• [Exercise objective]:
From the entries below, copy out every line with "Services" in it.
----- Rows
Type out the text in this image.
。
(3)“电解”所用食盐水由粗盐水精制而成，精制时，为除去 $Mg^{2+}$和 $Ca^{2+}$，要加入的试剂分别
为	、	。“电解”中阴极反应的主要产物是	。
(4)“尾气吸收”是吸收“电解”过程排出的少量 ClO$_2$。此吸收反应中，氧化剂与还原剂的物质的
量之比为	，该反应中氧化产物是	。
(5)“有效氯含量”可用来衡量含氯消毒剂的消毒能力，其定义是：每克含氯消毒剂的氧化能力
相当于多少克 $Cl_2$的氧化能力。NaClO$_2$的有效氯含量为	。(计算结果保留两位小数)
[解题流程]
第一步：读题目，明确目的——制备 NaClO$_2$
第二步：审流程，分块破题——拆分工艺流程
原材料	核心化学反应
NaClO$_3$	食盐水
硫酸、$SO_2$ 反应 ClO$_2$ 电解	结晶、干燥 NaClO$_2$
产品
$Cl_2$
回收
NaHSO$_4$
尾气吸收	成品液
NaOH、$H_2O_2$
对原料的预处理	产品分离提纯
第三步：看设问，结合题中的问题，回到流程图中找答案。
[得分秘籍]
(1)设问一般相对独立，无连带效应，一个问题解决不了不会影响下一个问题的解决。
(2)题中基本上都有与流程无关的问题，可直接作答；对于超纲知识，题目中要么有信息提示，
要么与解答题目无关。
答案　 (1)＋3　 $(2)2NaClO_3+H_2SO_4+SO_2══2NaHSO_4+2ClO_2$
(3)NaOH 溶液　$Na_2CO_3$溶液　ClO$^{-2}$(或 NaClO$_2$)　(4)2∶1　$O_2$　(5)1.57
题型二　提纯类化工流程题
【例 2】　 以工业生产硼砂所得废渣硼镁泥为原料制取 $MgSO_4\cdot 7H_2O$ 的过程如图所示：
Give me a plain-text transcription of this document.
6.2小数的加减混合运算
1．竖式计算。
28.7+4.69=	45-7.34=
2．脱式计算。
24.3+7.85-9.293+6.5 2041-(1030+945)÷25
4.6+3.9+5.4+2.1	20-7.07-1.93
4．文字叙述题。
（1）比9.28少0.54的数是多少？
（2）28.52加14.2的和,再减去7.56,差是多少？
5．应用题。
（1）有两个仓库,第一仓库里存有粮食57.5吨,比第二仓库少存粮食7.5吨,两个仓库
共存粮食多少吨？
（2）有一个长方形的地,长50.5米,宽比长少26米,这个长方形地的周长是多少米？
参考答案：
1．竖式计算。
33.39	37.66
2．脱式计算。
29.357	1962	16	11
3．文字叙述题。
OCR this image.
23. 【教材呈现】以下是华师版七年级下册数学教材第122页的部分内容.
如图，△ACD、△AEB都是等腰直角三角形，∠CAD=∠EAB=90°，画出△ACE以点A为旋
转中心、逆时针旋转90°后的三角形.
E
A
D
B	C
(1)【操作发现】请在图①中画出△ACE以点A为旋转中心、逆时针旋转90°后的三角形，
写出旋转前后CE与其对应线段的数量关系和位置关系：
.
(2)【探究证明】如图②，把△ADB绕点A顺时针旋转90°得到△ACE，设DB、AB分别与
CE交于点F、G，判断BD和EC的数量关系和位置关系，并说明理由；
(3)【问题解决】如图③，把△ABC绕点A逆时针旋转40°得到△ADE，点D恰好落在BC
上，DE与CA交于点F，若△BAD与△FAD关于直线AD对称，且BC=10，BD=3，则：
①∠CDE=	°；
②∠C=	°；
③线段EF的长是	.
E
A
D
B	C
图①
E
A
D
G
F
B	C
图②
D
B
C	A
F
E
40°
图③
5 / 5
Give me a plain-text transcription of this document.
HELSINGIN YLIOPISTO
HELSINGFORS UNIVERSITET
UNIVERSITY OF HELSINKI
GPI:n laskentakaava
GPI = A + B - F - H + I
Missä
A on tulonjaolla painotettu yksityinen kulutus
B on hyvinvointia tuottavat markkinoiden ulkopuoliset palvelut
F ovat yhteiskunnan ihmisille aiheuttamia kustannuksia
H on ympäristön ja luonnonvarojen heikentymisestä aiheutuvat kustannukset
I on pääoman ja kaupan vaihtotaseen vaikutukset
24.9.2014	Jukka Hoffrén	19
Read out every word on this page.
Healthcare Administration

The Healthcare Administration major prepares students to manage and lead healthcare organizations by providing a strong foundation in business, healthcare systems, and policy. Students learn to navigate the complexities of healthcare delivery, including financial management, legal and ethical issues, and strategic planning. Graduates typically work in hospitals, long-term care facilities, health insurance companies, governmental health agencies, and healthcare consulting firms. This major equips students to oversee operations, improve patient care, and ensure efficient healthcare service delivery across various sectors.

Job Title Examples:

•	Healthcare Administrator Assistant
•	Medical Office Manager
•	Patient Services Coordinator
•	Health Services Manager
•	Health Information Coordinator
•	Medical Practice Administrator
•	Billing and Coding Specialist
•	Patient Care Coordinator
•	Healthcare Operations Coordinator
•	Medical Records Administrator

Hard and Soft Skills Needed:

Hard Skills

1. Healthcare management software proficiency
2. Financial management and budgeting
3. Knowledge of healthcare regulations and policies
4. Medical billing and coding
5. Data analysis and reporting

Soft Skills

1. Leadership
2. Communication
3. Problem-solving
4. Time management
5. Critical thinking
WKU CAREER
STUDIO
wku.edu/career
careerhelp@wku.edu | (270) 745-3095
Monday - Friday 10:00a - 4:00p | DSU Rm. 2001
----------
• [Answer to this task]:
•	Patient Services Coordinator
•	Health Services Manager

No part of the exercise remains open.